### Short problem
Could you copy every line of the records below word for word, leaving the pictures out?

Items listed in a dataset
- - - -

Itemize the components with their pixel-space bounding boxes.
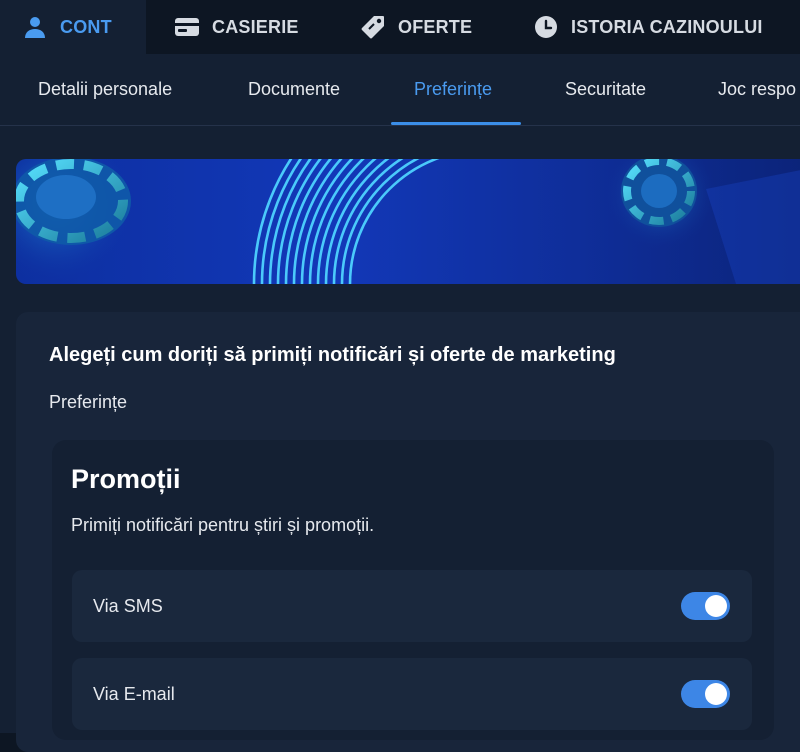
tab-label: CONT — [60, 16, 112, 37]
subtab-detalii-personale[interactable]: Detalii personale — [38, 54, 172, 125]
subtab-preferinte[interactable]: Preferințe — [414, 54, 492, 125]
account-subnav: Detalii personale Documente Preferințe S… — [0, 54, 800, 126]
notification-preferences-card: Alegeți cum doriți să primiți notificări… — [16, 312, 800, 752]
clock-icon — [533, 14, 559, 40]
tab-label: ISTORIA CAZINOULUI — [571, 16, 763, 37]
preferences-heading: Alegeți cum doriți să primiți notificări… — [49, 344, 616, 366]
toggle-knob — [705, 595, 727, 617]
tag-icon — [360, 14, 386, 40]
email-toggle[interactable] — [681, 680, 730, 708]
subtab-documente[interactable]: Documente — [248, 54, 340, 125]
active-tab-indicator — [391, 122, 521, 125]
promotions-title: Promoții — [71, 464, 181, 494]
toggle-knob — [705, 683, 727, 705]
card-icon — [174, 14, 200, 40]
tab-cont[interactable]: CONT — [0, 0, 146, 54]
tab-oferte[interactable]: OFERTE — [360, 0, 472, 54]
tab-label: OFERTE — [398, 16, 473, 37]
subtab-joc-responsabil[interactable]: Joc respo — [718, 54, 796, 125]
main-content: Alegeți cum doriți să primiți notificări… — [0, 126, 800, 752]
user-icon — [22, 14, 48, 40]
tab-istoria-cazinoului[interactable]: ISTORIA CAZINOULUI — [533, 0, 763, 54]
preferences-subtitle: Preferințe — [49, 392, 128, 412]
promo-banner-image — [16, 159, 800, 284]
tab-casierie[interactable]: CASIERIE — [174, 0, 299, 54]
top-navigation: CONT CASIERIE OFERTE ISTORIA CAZINOULUI — [0, 0, 800, 54]
sms-toggle[interactable] — [681, 592, 730, 620]
subtab-securitate[interactable]: Securitate — [565, 54, 646, 125]
tab-label: CASIERIE — [212, 16, 299, 37]
option-label: Via SMS — [93, 595, 163, 616]
promotions-section: Promoții Primiți notificări pentru știri… — [52, 440, 774, 740]
promotions-description: Primiți notificări pentru știri și promo… — [71, 515, 375, 535]
option-via-sms: Via SMS — [72, 570, 752, 642]
option-via-email: Via E-mail — [72, 658, 752, 730]
option-label: Via E-mail — [93, 683, 175, 704]
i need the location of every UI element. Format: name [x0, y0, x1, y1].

- - - -

### Correct response
Itemize the components with their pixel-space bounding boxes.
tab-label: CONT — [60, 16, 112, 37]
subtab-detalii-personale[interactable]: Detalii personale — [38, 54, 172, 125]
subtab-preferinte[interactable]: Preferințe — [414, 54, 492, 125]
account-subnav: Detalii personale Documente Preferințe S… — [0, 54, 800, 126]
notification-preferences-card: Alegeți cum doriți să primiți notificări… — [16, 312, 800, 752]
clock-icon — [533, 14, 559, 40]
tab-label: ISTORIA CAZINOULUI — [571, 16, 763, 37]
preferences-heading: Alegeți cum doriți să primiți notificări… — [49, 344, 616, 366]
toggle-knob — [705, 595, 727, 617]
tag-icon — [360, 14, 386, 40]
email-toggle[interactable] — [681, 680, 730, 708]
subtab-documente[interactable]: Documente — [248, 54, 340, 125]
active-tab-indicator — [391, 122, 521, 125]
promotions-title: Promoții — [71, 464, 181, 494]
toggle-knob — [705, 683, 727, 705]
card-icon — [174, 14, 200, 40]
tab-cont[interactable]: CONT — [0, 0, 146, 54]
tab-oferte[interactable]: OFERTE — [360, 0, 472, 54]
tab-label: OFERTE — [398, 16, 473, 37]
subtab-joc-responsabil[interactable]: Joc respo — [718, 54, 796, 125]
main-content: Alegeți cum doriți să primiți notificări… — [0, 126, 800, 752]
user-icon — [22, 14, 48, 40]
tab-istoria-cazinoului[interactable]: ISTORIA CAZINOULUI — [533, 0, 763, 54]
preferences-subtitle: Preferințe — [49, 392, 128, 412]
promo-banner-image — [16, 159, 800, 284]
tab-casierie[interactable]: CASIERIE — [174, 0, 299, 54]
top-navigation: CONT CASIERIE OFERTE ISTORIA CAZINOULUI — [0, 0, 800, 54]
sms-toggle[interactable] — [681, 592, 730, 620]
subtab-securitate[interactable]: Securitate — [565, 54, 646, 125]
tab-label: CASIERIE — [212, 16, 299, 37]
option-label: Via SMS — [93, 595, 163, 616]
promotions-section: Promoții Primiți notificări pentru știri… — [52, 440, 774, 740]
promotions-description: Primiți notificări pentru știri și promo… — [71, 515, 375, 535]
option-via-sms: Via SMS — [72, 570, 752, 642]
option-via-email: Via E-mail — [72, 658, 752, 730]
option-label: Via E-mail — [93, 683, 175, 704]
i need the location of every UI element. Format: name [x0, y0, x1, y1].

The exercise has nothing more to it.